— START OF Excerpt —
Professional kitchens are tough places – so try walking into a new one every week.
Imagine reading a CV that lists 52 different employers in the space of year. From Michelin-starred restaurants to fish and chip shops, to coffee farms in Brazil, to a tea plantation in Darjeeling. The itinerary of a farmer? Brewer? Butcher? Baker? Glancing at the career section, you may well wonder how someone with precious little professional cooking experience could end up with a different food job every week for a year.
Yet, believe it or not, this has been the story of my life since June 2013, when I began travelling west around the globe, visiting the world’s greatest culinary destinations to work right alongside some of the planet’s greatest chefs and food producers, all the while chronicling my adventure on my blog foodishboy.com Deep down I always had a burning desire to travel.
While my parents, both professional dancers, spent the better part of their youth travelling the globe, until last year I had rarely ventured further afield than your average bourgeois European beach resort. So when I decided to quit my desk job back home in London and take a year out to explore the world, I was finally fulfilling the ambition of a lifetime.
Long obsessed by all things culinary, I was intent on using the year to make the transition from amateur food lover to something a little more serious. What I could not anticipate in the beginning were the true dimensions of the project. But after one fateful night down the local pub, a drunken declaration was made to all those who would listen: one year, five continents, 52 food jobs.
I arrived in Bangkok 40 jobs into my world food odyssey, after surviving a catalogue of culinary challenges. So far I’ve brewed sake in rural Japan with co-workers who spoke no English (luckily my Japanese was flawless…); cooked a seven-course taster menu in Iceland while the head chef enjoyed a night off; and joined a Los Angeles religious cult devoted to organic vegan food. I also distiled in the town of Tequila, went frog-slaughtering in Beijing and cooked on the Orient Express en route to Machu Picchu. But despite all my jobs to date, Thailand presented some of the trip’s steepest challenges, cooking in two of Bangkok’s leading restaurants: David Thompson’s Nahm and Ian Kittichai’s Issaya Siamese Club.
My time in Bangkok kicked off in the Issaya pastry kitchen. Thai pop music filled the the air, mingling with the aroma of tempered chocolate, candied sugar and freshly baked financiers. All around me, the pastry girls delicately piped macaroons, sculpted cheesecakes into ladybirds and built tiny cotton trees out of freshly spun candy floss.
— END OF Excerpt —
— START OF Information provided —
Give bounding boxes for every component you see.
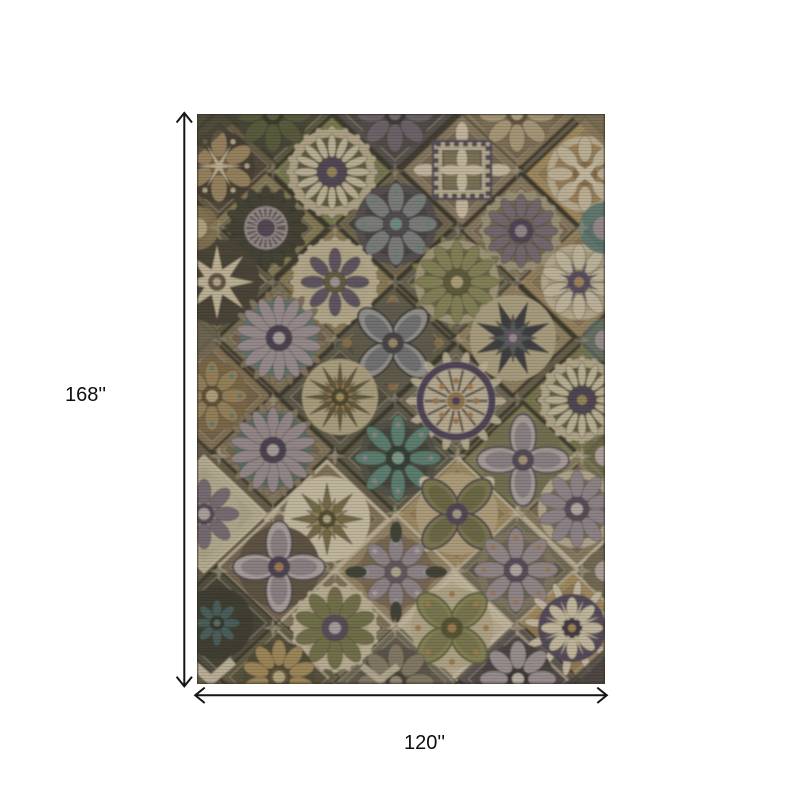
— END OF Information provided —
Turn the paragraph from the piece about a year of food jobs that starts "I arrived in Bangkok 40 jobs into" into a short bulleted list that keeps its main facts.

- Result for this exercise:
- Reached Bangkok 40 jobs into the world food trip.
- Jobs so far:
  - Brewing sake in rural Japan with co-workers who spoke no English
  - Cooking a seven-course taster menu in Iceland on the head chef's night off
  - Joining a Los Angeles religious cult devoted to organic vegan food
  - Distilling in the town of Tequila
  - Frog-slaughtering in Beijing
  - Cooking on the Orient Express en route to Machu Picchu
- Thailand brought some of the trip's steepest challenges: cooking in two of Bangkok's leading restaurants, David Thompson's Nahm and Ian Kittichai's Issaya Siamese Club.